### Exercise goal
Find and return each line containing "filing".

###

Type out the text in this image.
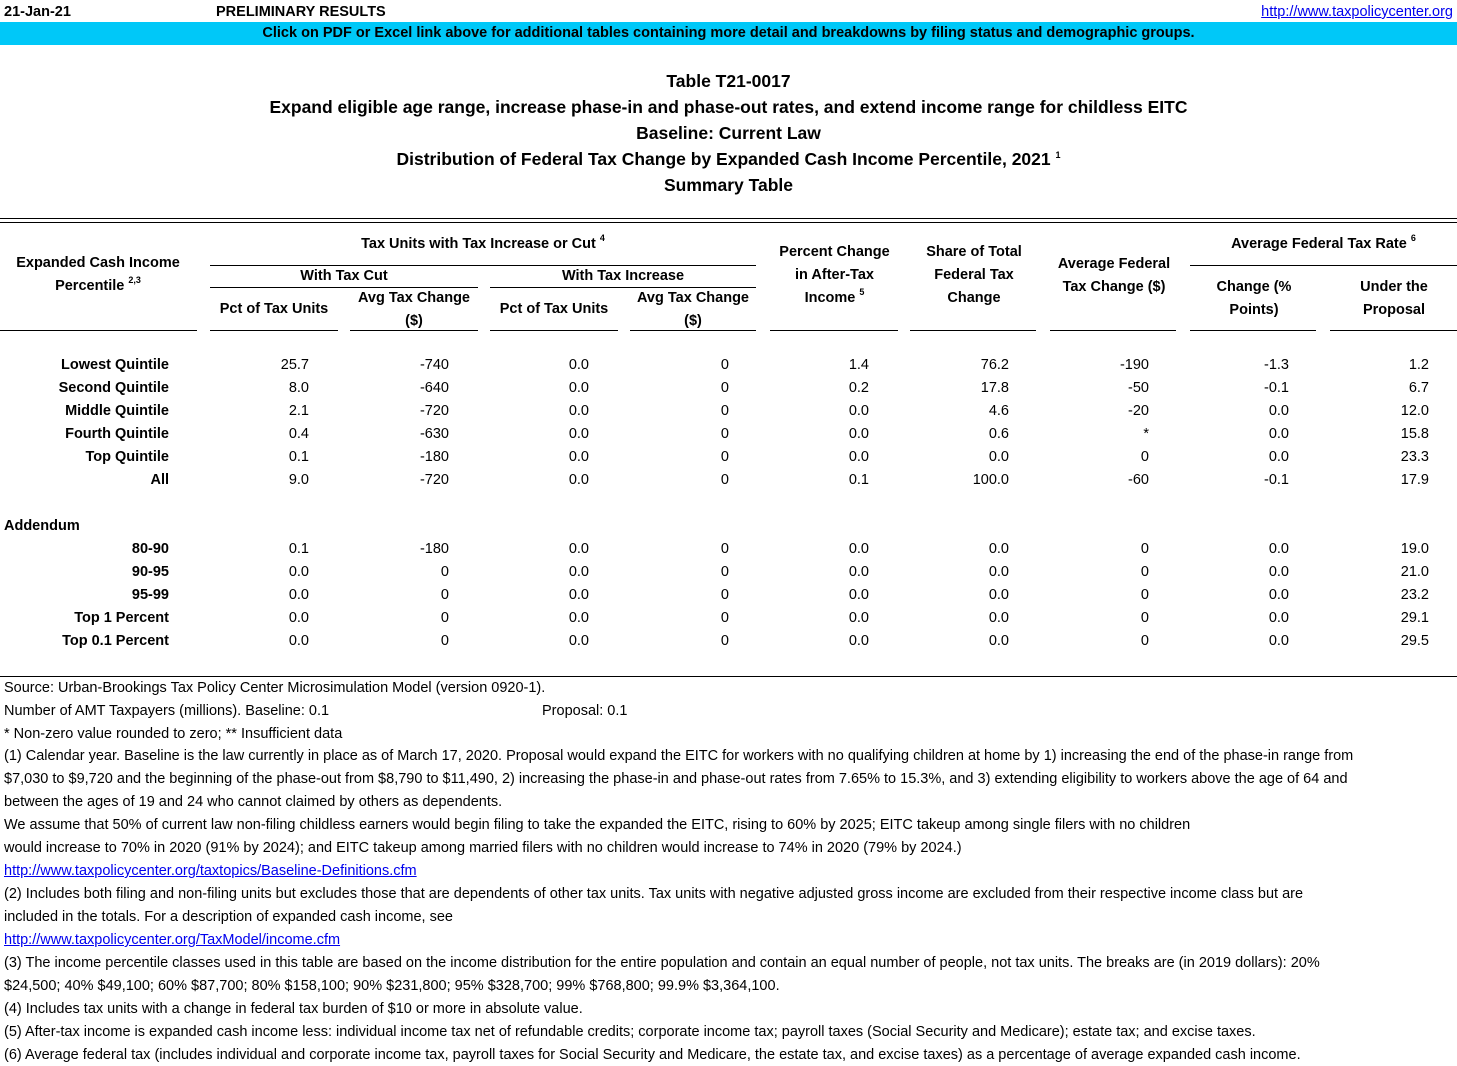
21-Jan-21	PRELIMINARY RESULTS	http://www.taxpolicycenter.org
Click on PDF or Excel link above for additional tables containing more detail and breakdowns by filing status and demographic groups.
Table T21-0017
Expand eligible age range, increase phase-in and phase-out rates, and extend income range for childless EITC
Baseline: Current Law
Distribution of Federal Tax Change by Expanded Cash Income Percentile, 2021 $^1$
Summary Table
Expanded Cash Income Percentile $^{2,3}$
Tax Units with Tax Increase or Cut $^4$
With Tax Cut	With Tax Increase
Pct of Tax Units
Avg Tax Change ($)
Pct of Tax Units
Avg Tax Change ($)
Percent Change in After-Tax Income $^5$
Share of Total Federal Tax Change
Average Federal Tax Change ($)
Average Federal Tax Rate $^6$
Change (% Points)
Under the Proposal
Lowest Quintile	25.7	-740	0.0	0	1.4	76.2	-190	-1.3	1.2
Second Quintile	8.0	-640	0.0	0	0.2	17.8	-50	-0.1	6.7
Middle Quintile	2.1	-720	0.0	0	0.0	4.6	-20	0.0	12.0
Fourth Quintile	0.4	-630	0.0	0	0.0	0.6	*	0.0	15.8
Top Quintile	0.1	-180	0.0	0	0.0	0.0	0	0.0	23.3
All	9.0	-720	0.0	0	0.1	100.0	-60	-0.1	17.9
80-90	0.1	-180	0.0	0	0.0	0.0	0	0.0	19.0
90-95	0.0	0	0.0	0	0.0	0.0	0	0.0	21.0
95-99	0.0	0	0.0	0	0.0	0.0	0	0.0	23.2
Top 1 Percent	0.0	0	0.0	0	0.0	0.0	0	0.0	29.1
Top 0.1 Percent	0.0	0	0.0	0	0.0	0.0	0	0.0	29.5
Addendum
Source: Urban-Brookings Tax Policy Center Microsimulation Model (version 0920-1).
Number of AMT Taxpayers (millions). Baseline: 0.1	Proposal: 0.1
* Non-zero value rounded to zero; ** Insufficient data
(1) Calendar year. Baseline is the law currently in place as of March 17, 2020. Proposal would expand the EITC for workers with no qualifying children at home by 1) increasing the end of the phase-in range from
$7,030 to $9,720 and the beginning of the phase-out from $8,790 to $11,490, 2) increasing the phase-in and phase-out rates from 7.65% to 15.3%, and 3) extending eligibility to workers above the age of 64 and
between the ages of 19 and 24 who cannot claimed by others as dependents.
We assume that 50% of current law non-filing childless earners would begin filing to take the expanded the EITC, rising to 60% by 2025; EITC takeup among single filers with no children
would increase to 70% in 2020 (91% by 2024); and EITC takeup among married filers with no children would increase to 74% in 2020 (79% by 2024.)
http://www.taxpolicycenter.org/taxtopics/Baseline-Definitions.cfm
(2) Includes both filing and non-filing units but excludes those that are dependents of other tax units. Tax units with negative adjusted gross income are excluded from their respective income class but are
included in the totals. For a description of expanded cash income, see
http://www.taxpolicycenter.org/TaxModel/income.cfm
(3) The income percentile classes used in this table are based on the income distribution for the entire population and contain an equal number of people, not tax units. The breaks are (in 2019 dollars): 20%
$24,500; 40% $49,100; 60% $87,700; 80% $158,100; 90% $231,800; 95% $328,700; 99% $768,800; 99.9% $3,364,100.
(4) Includes tax units with a change in federal tax burden of $10 or more in absolute value.
(5) After-tax income is expanded cash income less: individual income tax net of refundable credits; corporate income tax; payroll taxes (Social Security and Medicare); estate tax; and excise taxes.
(6) Average federal tax (includes individual and corporate income tax, payroll taxes for Social Security and Medicare, the estate tax, and excise taxes) as a percentage of average expanded cash income.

###

### Complete answer
Click on PDF or Excel link above for additional tables containing more detail and breakdowns by filing status and demographic groups.
We assume that 50% of current law non-filing childless earners would begin filing to take the expanded the EITC, rising to 60% by 2025; EITC takeup among single filers with no children
(2) Includes both filing and non-filing units but excludes those that are dependents of other tax units. Tax units with negative adjusted gross income are excluded from their respective income class but are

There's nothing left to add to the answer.